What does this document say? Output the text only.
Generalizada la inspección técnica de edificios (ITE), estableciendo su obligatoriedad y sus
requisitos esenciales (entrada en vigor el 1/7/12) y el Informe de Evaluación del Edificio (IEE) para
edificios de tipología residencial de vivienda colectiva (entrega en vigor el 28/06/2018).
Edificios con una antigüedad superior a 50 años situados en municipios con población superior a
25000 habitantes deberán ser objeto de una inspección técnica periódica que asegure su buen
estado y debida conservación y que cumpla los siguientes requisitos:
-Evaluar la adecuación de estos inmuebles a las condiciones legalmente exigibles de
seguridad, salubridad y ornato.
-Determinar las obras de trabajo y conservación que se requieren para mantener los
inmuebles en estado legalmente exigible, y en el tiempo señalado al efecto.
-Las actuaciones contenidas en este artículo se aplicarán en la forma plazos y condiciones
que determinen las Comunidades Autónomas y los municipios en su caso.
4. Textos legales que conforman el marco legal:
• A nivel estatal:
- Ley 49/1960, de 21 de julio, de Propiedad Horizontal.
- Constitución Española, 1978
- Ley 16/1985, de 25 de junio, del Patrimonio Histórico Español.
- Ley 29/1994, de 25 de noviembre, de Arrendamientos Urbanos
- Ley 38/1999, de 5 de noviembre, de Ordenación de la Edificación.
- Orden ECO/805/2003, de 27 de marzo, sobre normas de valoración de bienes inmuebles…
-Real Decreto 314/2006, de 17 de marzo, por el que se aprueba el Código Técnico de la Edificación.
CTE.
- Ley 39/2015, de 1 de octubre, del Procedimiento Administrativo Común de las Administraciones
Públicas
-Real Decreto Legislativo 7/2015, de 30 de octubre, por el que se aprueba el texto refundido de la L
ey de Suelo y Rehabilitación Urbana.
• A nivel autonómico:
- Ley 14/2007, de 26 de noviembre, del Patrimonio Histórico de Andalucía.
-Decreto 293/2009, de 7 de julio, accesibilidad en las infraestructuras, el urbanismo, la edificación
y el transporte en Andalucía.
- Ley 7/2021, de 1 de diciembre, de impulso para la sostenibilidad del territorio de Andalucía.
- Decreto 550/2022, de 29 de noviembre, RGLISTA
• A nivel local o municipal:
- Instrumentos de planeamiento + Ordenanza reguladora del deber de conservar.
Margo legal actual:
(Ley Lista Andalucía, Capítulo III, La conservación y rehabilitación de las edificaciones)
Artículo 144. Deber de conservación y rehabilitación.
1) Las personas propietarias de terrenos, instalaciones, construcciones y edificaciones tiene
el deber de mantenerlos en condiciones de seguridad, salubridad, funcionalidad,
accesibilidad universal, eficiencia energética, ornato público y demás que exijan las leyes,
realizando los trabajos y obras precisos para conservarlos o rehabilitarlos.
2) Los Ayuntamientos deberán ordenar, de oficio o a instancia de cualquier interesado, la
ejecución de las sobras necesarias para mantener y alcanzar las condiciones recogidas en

--------------------------------------------------

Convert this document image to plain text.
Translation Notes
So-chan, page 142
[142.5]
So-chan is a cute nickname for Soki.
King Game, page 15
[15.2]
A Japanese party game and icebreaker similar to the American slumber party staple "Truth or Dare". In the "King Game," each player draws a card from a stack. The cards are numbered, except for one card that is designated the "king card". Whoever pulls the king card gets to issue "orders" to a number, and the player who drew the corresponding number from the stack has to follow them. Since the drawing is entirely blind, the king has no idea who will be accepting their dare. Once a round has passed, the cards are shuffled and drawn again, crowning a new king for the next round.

--------------------------------------------------

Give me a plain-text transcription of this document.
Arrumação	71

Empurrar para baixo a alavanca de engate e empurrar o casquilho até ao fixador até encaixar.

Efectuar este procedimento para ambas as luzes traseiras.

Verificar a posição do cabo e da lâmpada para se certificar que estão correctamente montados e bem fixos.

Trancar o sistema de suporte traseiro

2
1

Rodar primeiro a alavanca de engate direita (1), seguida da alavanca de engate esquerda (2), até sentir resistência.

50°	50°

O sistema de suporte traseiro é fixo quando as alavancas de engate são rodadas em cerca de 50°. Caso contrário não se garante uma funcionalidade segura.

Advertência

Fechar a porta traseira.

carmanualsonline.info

--------------------------------------------------

Task to complete — Your answer should be a single number: how many lines of the material contain the word "Patrimonio".

Result for this exercise — 2